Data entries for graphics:
********

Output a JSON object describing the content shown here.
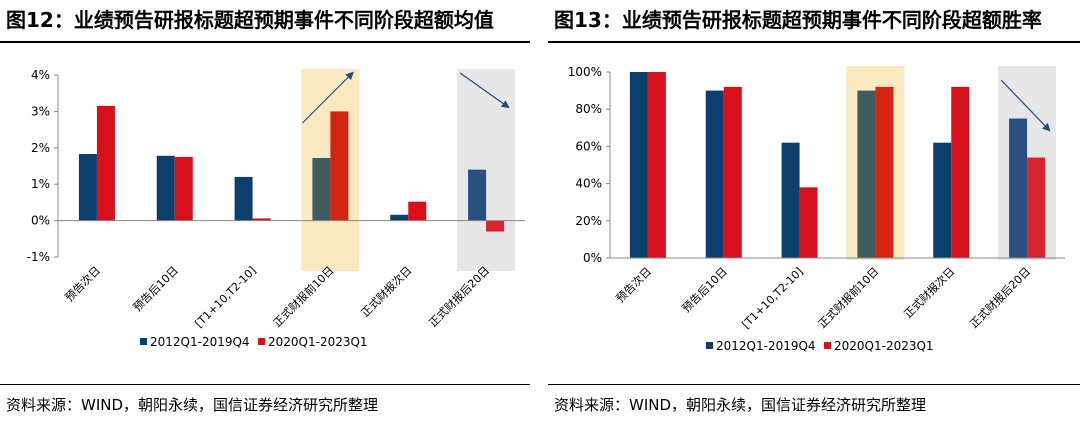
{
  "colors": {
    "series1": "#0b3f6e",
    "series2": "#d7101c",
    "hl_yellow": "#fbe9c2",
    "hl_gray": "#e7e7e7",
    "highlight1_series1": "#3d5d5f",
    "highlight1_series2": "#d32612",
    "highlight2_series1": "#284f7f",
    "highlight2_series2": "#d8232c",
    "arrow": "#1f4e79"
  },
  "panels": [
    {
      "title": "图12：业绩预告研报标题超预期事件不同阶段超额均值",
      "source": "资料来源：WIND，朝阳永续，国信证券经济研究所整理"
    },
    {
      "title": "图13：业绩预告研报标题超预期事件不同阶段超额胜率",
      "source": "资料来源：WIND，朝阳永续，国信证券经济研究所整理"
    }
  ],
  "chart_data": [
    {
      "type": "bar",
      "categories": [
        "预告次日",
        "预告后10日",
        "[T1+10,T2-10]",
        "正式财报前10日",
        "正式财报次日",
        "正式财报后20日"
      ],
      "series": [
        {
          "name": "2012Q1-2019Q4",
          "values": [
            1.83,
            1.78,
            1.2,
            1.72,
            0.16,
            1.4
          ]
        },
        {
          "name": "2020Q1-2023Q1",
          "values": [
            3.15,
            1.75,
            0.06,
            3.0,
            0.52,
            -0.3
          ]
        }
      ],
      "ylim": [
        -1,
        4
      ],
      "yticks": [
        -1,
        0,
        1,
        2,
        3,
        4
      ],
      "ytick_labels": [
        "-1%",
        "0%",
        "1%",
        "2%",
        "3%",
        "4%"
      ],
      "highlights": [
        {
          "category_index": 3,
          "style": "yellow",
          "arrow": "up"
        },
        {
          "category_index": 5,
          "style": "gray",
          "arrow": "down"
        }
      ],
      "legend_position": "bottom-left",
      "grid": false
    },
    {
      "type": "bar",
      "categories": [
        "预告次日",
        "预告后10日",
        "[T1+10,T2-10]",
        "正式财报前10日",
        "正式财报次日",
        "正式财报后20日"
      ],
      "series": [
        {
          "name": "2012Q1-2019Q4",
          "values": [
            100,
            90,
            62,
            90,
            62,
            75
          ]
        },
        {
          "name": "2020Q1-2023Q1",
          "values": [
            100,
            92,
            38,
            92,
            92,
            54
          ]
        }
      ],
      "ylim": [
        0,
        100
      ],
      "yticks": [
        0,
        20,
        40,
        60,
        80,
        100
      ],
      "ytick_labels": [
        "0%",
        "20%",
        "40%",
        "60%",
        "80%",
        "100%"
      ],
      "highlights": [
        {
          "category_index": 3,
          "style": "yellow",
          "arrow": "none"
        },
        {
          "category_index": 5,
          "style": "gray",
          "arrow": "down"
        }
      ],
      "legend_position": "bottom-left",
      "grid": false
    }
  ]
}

********

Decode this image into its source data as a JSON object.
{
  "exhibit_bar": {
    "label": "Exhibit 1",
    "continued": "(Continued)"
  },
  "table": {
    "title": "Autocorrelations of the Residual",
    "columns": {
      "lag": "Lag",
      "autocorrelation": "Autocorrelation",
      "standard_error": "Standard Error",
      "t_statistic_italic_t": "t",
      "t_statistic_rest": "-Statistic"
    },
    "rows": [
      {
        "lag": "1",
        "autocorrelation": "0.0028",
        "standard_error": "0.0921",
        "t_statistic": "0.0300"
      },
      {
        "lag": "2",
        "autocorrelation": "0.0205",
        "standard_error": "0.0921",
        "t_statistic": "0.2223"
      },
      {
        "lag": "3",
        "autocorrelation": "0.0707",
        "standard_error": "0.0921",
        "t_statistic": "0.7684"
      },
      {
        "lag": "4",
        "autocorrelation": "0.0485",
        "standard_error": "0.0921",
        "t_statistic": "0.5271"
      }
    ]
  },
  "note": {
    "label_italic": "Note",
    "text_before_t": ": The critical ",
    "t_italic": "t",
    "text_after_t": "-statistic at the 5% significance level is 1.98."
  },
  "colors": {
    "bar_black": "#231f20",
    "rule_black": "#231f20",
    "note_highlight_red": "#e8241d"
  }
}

********

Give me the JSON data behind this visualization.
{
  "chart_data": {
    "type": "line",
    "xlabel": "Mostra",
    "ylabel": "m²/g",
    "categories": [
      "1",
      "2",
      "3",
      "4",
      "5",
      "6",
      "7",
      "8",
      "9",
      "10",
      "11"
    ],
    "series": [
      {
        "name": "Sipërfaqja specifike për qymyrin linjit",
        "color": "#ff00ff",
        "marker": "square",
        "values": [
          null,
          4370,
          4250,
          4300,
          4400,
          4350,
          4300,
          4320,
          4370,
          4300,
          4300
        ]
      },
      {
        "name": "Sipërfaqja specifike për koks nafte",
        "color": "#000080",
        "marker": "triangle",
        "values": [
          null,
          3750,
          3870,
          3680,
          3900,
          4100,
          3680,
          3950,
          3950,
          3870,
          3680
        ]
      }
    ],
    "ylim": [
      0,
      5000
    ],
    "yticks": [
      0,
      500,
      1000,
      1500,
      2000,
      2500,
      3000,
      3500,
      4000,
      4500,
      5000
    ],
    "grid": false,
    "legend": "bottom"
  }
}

********

**Exercise instructions:**
Search the data above for the string "specifike" and return every line that has it.

**The answer:**
        "name": "Sipërfaqja specifike për qymyrin linjit",
        "name": "Sipërfaqja specifike për koks nafte",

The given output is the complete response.